** START OF INPUT **
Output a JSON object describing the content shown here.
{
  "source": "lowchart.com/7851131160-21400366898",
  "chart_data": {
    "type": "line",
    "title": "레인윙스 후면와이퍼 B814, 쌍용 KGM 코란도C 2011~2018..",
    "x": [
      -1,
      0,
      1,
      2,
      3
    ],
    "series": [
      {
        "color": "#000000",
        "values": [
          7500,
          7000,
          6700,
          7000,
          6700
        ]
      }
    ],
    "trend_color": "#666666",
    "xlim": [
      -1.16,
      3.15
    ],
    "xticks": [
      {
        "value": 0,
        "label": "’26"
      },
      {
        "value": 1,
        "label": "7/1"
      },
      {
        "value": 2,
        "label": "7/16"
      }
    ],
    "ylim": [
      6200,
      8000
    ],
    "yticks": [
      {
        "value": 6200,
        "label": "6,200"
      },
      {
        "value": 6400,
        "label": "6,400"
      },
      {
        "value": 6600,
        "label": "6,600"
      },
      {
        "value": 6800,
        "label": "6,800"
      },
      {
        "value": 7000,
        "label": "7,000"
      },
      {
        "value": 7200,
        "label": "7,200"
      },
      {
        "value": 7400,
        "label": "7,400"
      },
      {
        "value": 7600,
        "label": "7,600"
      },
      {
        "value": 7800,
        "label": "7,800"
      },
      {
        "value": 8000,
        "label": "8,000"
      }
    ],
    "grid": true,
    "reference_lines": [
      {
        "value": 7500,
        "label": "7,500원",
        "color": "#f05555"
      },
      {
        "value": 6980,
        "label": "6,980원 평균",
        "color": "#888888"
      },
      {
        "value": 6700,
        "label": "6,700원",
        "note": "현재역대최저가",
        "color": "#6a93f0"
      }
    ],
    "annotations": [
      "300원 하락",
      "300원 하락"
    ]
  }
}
** END OF INPUT **
### [PROBLEM TO WORK ON]
Return all of the entries exactly as they were supplied.

### [RESULT]
Output a JSON object describing the content shown here.
{
  "source": "lowchart.com/7851131160-21400366898",
  "chart_data": {
    "type": "line",
    "title": "레인윙스 후면와이퍼 B814, 쌍용 KGM 코란도C 2011~2018..",
    "x": [
      -1,
      0,
      1,
      2,
      3
    ],
    "series": [
      {
        "color": "#000000",
        "values": [
          7500,
          7000,
          6700,
          7000,
          6700
        ]
      }
    ],
    "trend_color": "#666666",
    "xlim": [
      -1.16,
      3.15
    ],
    "xticks": [
      {
        "value": 0,
        "label": "’26"
      },
      {
        "value": 1,
        "label": "7/1"
      },
      {
        "value": 2,
        "label": "7/16"
      }
    ],
    "ylim": [
      6200,
      8000
    ],
    "yticks": [
      {
        "value": 6200,
        "label": "6,200"
      },
      {
        "value": 6400,
        "label": "6,400"
      },
      {
        "value": 6600,
        "label": "6,600"
      },
      {
        "value": 6800,
        "label": "6,800"
      },
      {
        "value": 7000,
        "label": "7,000"
      },
      {
        "value": 7200,
        "label": "7,200"
      },
      {
        "value": 7400,
        "label": "7,400"
      },
      {
        "value": 7600,
        "label": "7,600"
      },
      {
        "value": 7800,
        "label": "7,800"
      },
      {
        "value": 8000,
        "label": "8,000"
      }
    ],
    "grid": true,
    "reference_lines": [
      {
        "value": 7500,
        "label": "7,500원",
        "color": "#f05555"
      },
      {
        "value": 6980,
        "label": "6,980원 평균",
        "color": "#888888"
      },
      {
        "value": 6700,
        "label": "6,700원",
        "note": "현재역대최저가",
        "color": "#6a93f0"
      }
    ],
    "annotations": [
      "300원 하락",
      "300원 하락"
    ]
  }
}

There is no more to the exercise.